* **Your objective**:
Pick up the forum post below on the proximity effect and near-field ambisonic reproduction, and continue it from its last sentence.

* **Text passage**:
On 2011-07-23, dave.mal...@york.ac.uk wrote:

(For some reason Dave H's post didn't arrive at me as-is. Dave Malham appears once quoted and Dave Hunt as twice, in below. Sorry about the hassle.)

I have an interesting question (well, I think it's interesting). The Soundfield microphone, like any directional microphone, has a boosted bass response to close sounds. When listening to this through a speaker rig, we hear this boost and tend to interpret it as meaning the sound is close especially in a dry acoustic with a Greene-Lee head brace etc., etc.,. However, surely (unless I am being more dense than usual tonight) this is a learnt response based on the behaviour we have heard from directional mics?

To a degree it is. I think the worst thing here is that we continuously close-mic acoustic sources, to "give them that close, intimate feel". That's originally about the proximity effect and about HF attenuation with distance, but since it's now a part of a culturally shared idiom as well, we associate extra power with it as such, beyond the mere psychoacoustics. Electronic distortion with its synthetic overtones doesn't help here, either.

But still, at the very bottom, you'd have this very same reaction because of the pure, physical acoustical proximity effect. E.g. I'm pretty sure someone like Philippo Fazi could explain with neat visualisation how the boundary conditions represented by the human head turn this curved wavefront reactivity into a noticeable bass-boost at the tympanic membrane, given the shape of the human head, upper torso and pinnae. It really isn't just about the reproduction technology; it's about how soundfields work and how we naturally perceive them from within them.

After all, taken individually, at those sort of frequencies our ears are essentially omnidirectional and not subject to bass boost (to anything like the same degree).

The NFC-HOA theory doesn't take into account how we hear things. It's a physical theory and not a psychoacoustic one. It just recreates soundfields, and lets us hear them as we happen to do. If we don't hear those spatially differentiated low frequencies, so what? They were still recreated with perfect fidelity, and we heard them as such. If perhaps losing some of the impact in the process, given that we're no blue whales.

If you then look at the second NFC-HOA paper, they actually exploit this fact to arrive at a lower energy intake transmission pipe. They don't go into psychoacoustics just yet, but they do cut out the huge low frequency anti-phase signals which come from the naïve soundfield reconstruction math.

You're right that POA assumes plane waves. The encoded signals are reproduced at the distance of the loudspeakers.

No. Those two are in direct contradiction. If a point source comes from the surface of the rig, it's going to be a spherical wave originating from that distance. If it's a planewave instead, it's either just a planewave, or a (very tight) approximation of an infinitely far-away point source (that also being a plane wave when you measure it locally).

* **Data provided**:

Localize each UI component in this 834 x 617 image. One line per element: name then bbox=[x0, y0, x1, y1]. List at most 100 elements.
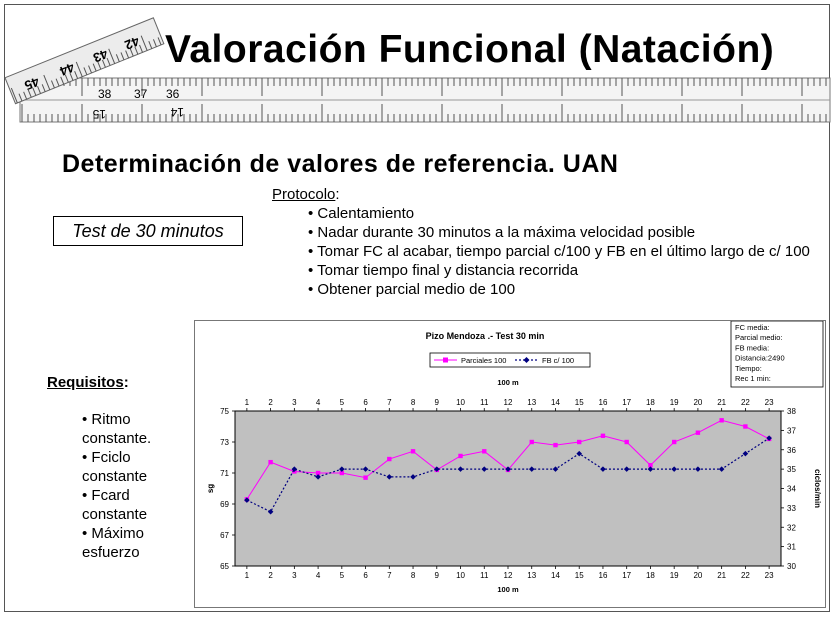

* **The response**:
The shelf filters in a BLaH compliant decoder are (as I understand it) an attempt to compensate for the speakers finite distance, and that they don't produce plane waves at the listener. This is often referred to as 'distance compensation'.

Sorta. In the conventional ambisonic decoder there are two separate circuits. The first (set) is the shelf one, which is based on psychoacoustics alone. In a sense it tries to compensate for the very low, seventies bandwidth of just four channels for periphony. It does so by frequency selectively varying the relative amplitude of the zeroth and first components. At low frequencies it goes with a velocity, or systematic decode, because there we seem to (or seemed to) hear interaural phase differences pretty well, but not the amplitude ones. Going higher up, the shelf filtering is optimized to reproduce power differences between the two ears, which seem(ed) to work pretty well for both a) a well-centered single listener, and b) for purely mathematical, statistical reasons for non-centered listeners as well.

This first circuitry is never something you can switch off in a conventional ambisonic decoder, because it's about pure psychoacoustical optimization, with regard to the pure, physical bound signal that is being received.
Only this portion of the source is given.